HOW TO COMPLETE THIS TASK = Every line that contains the word "title" should be copied from the records below.

__________________________________________________

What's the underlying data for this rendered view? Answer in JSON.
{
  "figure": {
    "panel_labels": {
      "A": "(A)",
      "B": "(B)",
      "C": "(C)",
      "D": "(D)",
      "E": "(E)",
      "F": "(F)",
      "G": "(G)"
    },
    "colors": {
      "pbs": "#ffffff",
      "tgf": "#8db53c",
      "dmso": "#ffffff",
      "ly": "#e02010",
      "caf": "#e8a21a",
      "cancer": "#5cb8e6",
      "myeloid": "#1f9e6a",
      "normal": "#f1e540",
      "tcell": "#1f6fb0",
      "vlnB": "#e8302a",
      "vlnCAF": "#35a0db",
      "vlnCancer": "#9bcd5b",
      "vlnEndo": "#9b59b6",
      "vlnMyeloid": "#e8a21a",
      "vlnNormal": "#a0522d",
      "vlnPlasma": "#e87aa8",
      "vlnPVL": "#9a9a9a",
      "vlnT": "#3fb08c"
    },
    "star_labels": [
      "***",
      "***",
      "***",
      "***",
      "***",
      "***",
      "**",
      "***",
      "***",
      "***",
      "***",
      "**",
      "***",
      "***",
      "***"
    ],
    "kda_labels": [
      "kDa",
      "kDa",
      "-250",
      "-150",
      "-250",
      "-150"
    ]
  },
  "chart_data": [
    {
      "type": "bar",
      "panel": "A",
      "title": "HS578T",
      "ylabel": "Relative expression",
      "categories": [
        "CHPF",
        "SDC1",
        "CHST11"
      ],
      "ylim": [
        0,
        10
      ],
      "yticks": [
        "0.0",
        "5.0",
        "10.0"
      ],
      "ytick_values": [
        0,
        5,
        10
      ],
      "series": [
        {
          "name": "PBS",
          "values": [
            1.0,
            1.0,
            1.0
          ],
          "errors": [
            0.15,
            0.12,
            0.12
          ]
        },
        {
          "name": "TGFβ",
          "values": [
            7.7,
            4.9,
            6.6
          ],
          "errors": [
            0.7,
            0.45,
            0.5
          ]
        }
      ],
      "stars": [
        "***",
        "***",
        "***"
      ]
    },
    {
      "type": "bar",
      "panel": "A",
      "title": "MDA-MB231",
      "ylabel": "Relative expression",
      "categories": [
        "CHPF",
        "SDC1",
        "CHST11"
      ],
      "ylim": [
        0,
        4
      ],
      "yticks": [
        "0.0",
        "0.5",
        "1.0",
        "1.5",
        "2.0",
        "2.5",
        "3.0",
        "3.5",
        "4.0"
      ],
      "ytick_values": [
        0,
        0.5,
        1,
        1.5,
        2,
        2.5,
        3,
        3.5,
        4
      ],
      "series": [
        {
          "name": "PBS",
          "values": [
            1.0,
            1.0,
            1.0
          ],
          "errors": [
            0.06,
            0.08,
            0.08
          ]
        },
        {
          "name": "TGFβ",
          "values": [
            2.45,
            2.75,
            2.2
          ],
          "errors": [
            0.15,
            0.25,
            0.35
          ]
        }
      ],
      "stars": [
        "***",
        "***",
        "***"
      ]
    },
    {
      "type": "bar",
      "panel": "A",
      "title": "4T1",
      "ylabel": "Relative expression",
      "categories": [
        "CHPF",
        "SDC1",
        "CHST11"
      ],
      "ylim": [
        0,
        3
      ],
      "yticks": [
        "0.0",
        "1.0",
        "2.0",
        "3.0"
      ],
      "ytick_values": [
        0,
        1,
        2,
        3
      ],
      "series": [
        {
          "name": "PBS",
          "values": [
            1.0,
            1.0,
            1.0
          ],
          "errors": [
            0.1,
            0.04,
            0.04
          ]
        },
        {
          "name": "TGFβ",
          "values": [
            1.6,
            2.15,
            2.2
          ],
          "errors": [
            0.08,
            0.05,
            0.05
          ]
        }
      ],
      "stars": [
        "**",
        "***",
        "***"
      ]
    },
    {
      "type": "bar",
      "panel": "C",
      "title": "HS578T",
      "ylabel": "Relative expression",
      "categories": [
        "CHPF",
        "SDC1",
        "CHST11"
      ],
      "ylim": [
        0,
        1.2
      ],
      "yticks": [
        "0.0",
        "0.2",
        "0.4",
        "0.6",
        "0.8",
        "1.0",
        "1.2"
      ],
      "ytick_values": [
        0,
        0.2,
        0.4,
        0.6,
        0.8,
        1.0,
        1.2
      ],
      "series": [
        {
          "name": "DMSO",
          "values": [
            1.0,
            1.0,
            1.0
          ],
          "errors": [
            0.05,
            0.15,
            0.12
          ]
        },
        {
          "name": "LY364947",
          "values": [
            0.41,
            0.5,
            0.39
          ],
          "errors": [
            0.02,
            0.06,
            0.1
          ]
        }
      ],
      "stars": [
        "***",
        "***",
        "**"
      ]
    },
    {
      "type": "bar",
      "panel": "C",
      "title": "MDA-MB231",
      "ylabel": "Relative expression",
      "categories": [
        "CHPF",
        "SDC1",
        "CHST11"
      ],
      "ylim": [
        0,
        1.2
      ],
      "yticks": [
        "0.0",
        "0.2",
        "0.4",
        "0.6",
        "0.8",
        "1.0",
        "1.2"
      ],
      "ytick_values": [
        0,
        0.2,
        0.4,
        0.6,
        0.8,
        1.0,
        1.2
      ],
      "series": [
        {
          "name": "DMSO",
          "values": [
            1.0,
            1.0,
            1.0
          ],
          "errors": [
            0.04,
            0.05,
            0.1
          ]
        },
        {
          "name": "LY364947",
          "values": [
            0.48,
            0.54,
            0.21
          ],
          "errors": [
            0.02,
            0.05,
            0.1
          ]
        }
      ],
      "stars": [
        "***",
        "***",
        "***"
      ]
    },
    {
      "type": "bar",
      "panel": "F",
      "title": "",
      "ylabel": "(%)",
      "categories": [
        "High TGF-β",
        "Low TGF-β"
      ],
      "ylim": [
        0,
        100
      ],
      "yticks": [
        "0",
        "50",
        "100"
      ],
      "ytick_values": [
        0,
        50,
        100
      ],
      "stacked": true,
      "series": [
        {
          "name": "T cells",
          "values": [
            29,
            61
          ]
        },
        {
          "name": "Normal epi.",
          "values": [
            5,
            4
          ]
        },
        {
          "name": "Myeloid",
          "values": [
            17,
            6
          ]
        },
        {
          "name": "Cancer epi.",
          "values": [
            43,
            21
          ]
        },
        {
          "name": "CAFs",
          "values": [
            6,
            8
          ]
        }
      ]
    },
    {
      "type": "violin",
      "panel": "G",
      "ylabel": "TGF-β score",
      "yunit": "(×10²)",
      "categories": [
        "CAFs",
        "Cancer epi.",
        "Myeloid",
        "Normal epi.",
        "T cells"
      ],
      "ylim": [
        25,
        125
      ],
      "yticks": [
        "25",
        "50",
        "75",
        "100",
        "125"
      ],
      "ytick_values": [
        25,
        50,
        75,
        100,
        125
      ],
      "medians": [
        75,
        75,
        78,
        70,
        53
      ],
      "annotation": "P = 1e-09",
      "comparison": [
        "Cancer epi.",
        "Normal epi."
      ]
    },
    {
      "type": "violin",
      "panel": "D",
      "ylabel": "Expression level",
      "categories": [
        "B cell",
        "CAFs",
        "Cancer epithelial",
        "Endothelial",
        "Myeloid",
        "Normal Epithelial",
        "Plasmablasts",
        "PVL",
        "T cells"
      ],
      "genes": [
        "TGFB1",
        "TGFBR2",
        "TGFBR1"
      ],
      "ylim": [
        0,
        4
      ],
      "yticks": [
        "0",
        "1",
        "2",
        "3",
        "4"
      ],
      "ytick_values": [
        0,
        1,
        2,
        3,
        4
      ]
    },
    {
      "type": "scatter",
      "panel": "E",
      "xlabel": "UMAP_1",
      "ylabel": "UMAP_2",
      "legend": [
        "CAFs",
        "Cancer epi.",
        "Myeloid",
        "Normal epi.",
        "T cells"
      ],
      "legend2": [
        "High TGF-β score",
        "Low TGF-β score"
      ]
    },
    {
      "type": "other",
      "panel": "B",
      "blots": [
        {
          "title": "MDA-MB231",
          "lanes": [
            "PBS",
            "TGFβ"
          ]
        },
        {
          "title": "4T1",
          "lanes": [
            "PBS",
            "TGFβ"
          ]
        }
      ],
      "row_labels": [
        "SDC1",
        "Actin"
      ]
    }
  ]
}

__________________________________________________

TASK ANSWER =
      "title": "HS578T",
      "title": "MDA-MB231",
      "title": "4T1",
      "title": "HS578T",
      "title": "MDA-MB231",
      "title": "",
          "title": "MDA-MB231",
          "title": "4T1",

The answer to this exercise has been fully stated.